**Challenge:**
Nothing in the records may be left out or altered; reproduce them all exactly.

[Data entries]
━━━
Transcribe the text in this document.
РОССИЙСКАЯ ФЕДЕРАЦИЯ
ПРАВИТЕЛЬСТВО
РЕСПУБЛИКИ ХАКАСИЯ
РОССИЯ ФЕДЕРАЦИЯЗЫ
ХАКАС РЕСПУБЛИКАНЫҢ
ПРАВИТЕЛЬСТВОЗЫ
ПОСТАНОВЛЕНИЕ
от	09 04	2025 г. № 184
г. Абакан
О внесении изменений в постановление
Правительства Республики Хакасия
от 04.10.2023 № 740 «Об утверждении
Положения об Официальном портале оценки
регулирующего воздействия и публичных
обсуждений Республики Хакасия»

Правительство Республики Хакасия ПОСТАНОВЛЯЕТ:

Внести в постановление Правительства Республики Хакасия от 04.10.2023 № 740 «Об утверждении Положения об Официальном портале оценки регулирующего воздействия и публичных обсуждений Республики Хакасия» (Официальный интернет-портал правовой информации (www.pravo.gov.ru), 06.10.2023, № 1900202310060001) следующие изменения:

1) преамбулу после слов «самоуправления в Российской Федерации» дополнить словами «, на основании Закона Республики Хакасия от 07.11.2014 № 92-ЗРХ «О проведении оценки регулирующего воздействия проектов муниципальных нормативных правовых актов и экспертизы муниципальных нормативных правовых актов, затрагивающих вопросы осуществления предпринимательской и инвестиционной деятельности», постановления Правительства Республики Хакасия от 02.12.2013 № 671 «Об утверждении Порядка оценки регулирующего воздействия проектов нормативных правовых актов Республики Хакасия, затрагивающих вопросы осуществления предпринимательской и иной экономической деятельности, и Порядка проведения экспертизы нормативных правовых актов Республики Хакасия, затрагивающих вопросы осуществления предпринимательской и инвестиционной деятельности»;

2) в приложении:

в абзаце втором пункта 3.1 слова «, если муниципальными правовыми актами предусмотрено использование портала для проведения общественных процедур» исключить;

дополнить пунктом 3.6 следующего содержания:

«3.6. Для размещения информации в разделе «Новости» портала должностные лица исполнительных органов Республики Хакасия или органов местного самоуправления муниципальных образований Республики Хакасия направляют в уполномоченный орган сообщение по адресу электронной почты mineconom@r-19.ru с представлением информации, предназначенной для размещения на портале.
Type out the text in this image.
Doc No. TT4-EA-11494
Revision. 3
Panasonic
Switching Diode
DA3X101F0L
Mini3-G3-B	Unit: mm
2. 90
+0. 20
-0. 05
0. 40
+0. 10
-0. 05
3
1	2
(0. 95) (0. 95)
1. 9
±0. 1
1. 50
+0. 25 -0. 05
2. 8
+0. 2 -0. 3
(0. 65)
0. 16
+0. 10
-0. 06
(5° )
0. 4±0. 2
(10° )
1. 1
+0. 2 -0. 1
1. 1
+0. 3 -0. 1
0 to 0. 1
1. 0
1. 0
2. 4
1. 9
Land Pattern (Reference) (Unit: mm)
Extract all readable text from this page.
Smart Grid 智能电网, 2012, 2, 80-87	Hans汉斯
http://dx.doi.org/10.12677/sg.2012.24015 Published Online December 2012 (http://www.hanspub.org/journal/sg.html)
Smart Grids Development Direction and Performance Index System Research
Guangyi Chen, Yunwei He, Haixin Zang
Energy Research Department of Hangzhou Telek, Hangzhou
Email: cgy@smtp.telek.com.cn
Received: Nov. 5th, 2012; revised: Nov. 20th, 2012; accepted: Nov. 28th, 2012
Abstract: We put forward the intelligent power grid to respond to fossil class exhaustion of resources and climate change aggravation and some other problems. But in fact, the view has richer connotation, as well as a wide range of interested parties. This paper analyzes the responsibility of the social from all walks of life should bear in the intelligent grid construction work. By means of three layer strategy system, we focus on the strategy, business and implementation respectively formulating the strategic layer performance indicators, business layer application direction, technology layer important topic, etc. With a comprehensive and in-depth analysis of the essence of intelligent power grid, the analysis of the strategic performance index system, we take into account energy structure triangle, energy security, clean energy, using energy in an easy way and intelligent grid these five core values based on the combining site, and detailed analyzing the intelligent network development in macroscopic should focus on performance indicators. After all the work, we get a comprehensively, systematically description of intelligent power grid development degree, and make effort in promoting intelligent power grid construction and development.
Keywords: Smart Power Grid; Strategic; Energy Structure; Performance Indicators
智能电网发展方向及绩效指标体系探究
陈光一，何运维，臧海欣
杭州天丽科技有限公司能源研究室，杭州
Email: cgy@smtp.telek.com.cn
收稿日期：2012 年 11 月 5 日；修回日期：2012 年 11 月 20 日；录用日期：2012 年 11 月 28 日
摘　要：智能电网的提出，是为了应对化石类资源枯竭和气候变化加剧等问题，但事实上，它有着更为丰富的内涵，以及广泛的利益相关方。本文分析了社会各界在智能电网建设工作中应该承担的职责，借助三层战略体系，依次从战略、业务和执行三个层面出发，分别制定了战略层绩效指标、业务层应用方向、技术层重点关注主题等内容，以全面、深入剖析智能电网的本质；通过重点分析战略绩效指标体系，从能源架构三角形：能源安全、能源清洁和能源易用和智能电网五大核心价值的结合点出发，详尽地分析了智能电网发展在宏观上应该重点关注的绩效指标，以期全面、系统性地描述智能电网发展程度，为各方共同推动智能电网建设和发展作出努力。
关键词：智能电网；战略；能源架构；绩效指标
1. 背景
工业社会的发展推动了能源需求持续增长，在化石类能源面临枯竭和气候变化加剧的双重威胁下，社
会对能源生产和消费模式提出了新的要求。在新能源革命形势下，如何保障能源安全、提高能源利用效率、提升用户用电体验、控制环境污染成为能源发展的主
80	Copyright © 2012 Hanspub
━━━
**Right answer:**
Transcribe the text in this document.
РОССИЙСКАЯ ФЕДЕРАЦИЯ
ПРАВИТЕЛЬСТВО
РЕСПУБЛИКИ ХАКАСИЯ
РОССИЯ ФЕДЕРАЦИЯЗЫ
ХАКАС РЕСПУБЛИКАНЫҢ
ПРАВИТЕЛЬСТВОЗЫ
ПОСТАНОВЛЕНИЕ
от	09 04	2025 г. № 184
г. Абакан
О внесении изменений в постановление
Правительства Республики Хакасия
от 04.10.2023 № 740 «Об утверждении
Положения об Официальном портале оценки
регулирующего воздействия и публичных
обсуждений Республики Хакасия»

Правительство Республики Хакасия ПОСТАНОВЛЯЕТ:

Внести в постановление Правительства Республики Хакасия от 04.10.2023 № 740 «Об утверждении Положения об Официальном портале оценки регулирующего воздействия и публичных обсуждений Республики Хакасия» (Официальный интернет-портал правовой информации (www.pravo.gov.ru), 06.10.2023, № 1900202310060001) следующие изменения:

1) преамбулу после слов «самоуправления в Российской Федерации» дополнить словами «, на основании Закона Республики Хакасия от 07.11.2014 № 92-ЗРХ «О проведении оценки регулирующего воздействия проектов муниципальных нормативных правовых актов и экспертизы муниципальных нормативных правовых актов, затрагивающих вопросы осуществления предпринимательской и инвестиционной деятельности», постановления Правительства Республики Хакасия от 02.12.2013 № 671 «Об утверждении Порядка оценки регулирующего воздействия проектов нормативных правовых актов Республики Хакасия, затрагивающих вопросы осуществления предпринимательской и иной экономической деятельности, и Порядка проведения экспертизы нормативных правовых актов Республики Хакасия, затрагивающих вопросы осуществления предпринимательской и инвестиционной деятельности»;

2) в приложении:

в абзаце втором пункта 3.1 слова «, если муниципальными правовыми актами предусмотрено использование портала для проведения общественных процедур» исключить;

дополнить пунктом 3.6 следующего содержания:

«3.6. Для размещения информации в разделе «Новости» портала должностные лица исполнительных органов Республики Хакасия или органов местного самоуправления муниципальных образований Республики Хакасия направляют в уполномоченный орган сообщение по адресу электронной почты mineconom@r-19.ru с представлением информации, предназначенной для размещения на портале.
Type out the text in this image.
Doc No. TT4-EA-11494
Revision. 3
Panasonic
Switching Diode
DA3X101F0L
Mini3-G3-B	Unit: mm
2. 90
+0. 20
-0. 05
0. 40
+0. 10
-0. 05
3
1	2
(0. 95) (0. 95)
1. 9
±0. 1
1. 50
+0. 25 -0. 05
2. 8
+0. 2 -0. 3
(0. 65)
0. 16
+0. 10
-0. 06
(5° )
0. 4±0. 2
(10° )
1. 1
+0. 2 -0. 1
1. 1
+0. 3 -0. 1
0 to 0. 1
1. 0
1. 0
2. 4
1. 9
Land Pattern (Reference) (Unit: mm)
Extract all readable text from this page.
Smart Grid 智能电网, 2012, 2, 80-87	Hans汉斯
http://dx.doi.org/10.12677/sg.2012.24015 Published Online December 2012 (http://www.hanspub.org/journal/sg.html)
Smart Grids Development Direction and Performance Index System Research
Guangyi Chen, Yunwei He, Haixin Zang
Energy Research Department of Hangzhou Telek, Hangzhou
Email: cgy@smtp.telek.com.cn
Received: Nov. 5th, 2012; revised: Nov. 20th, 2012; accepted: Nov. 28th, 2012
Abstract: We put forward the intelligent power grid to respond to fossil class exhaustion of resources and climate change aggravation and some other problems. But in fact, the view has richer connotation, as well as a wide range of interested parties. This paper analyzes the responsibility of the social from all walks of life should bear in the intelligent grid construction work. By means of three layer strategy system, we focus on the strategy, business and implementation respectively formulating the strategic layer performance indicators, business layer application direction, technology layer important topic, etc. With a comprehensive and in-depth analysis of the essence of intelligent power grid, the analysis of the strategic performance index system, we take into account energy structure triangle, energy security, clean energy, using energy in an easy way and intelligent grid these five core values based on the combining site, and detailed analyzing the intelligent network development in macroscopic should focus on performance indicators. After all the work, we get a comprehensively, systematically description of intelligent power grid development degree, and make effort in promoting intelligent power grid construction and development.
Keywords: Smart Power Grid; Strategic; Energy Structure; Performance Indicators
智能电网发展方向及绩效指标体系探究
陈光一，何运维，臧海欣
杭州天丽科技有限公司能源研究室，杭州
Email: cgy@smtp.telek.com.cn
收稿日期：2012 年 11 月 5 日；修回日期：2012 年 11 月 20 日；录用日期：2012 年 11 月 28 日
摘　要：智能电网的提出，是为了应对化石类资源枯竭和气候变化加剧等问题，但事实上，它有着更为丰富的内涵，以及广泛的利益相关方。本文分析了社会各界在智能电网建设工作中应该承担的职责，借助三层战略体系，依次从战略、业务和执行三个层面出发，分别制定了战略层绩效指标、业务层应用方向、技术层重点关注主题等内容，以全面、深入剖析智能电网的本质；通过重点分析战略绩效指标体系，从能源架构三角形：能源安全、能源清洁和能源易用和智能电网五大核心价值的结合点出发，详尽地分析了智能电网发展在宏观上应该重点关注的绩效指标，以期全面、系统性地描述智能电网发展程度，为各方共同推动智能电网建设和发展作出努力。
关键词：智能电网；战略；能源架构；绩效指标
1. 背景
工业社会的发展推动了能源需求持续增长，在化石类能源面临枯竭和气候变化加剧的双重威胁下，社
会对能源生产和消费模式提出了新的要求。在新能源革命形势下，如何保障能源安全、提高能源利用效率、提升用户用电体验、控制环境污染成为能源发展的主
80	Copyright © 2012 Hanspub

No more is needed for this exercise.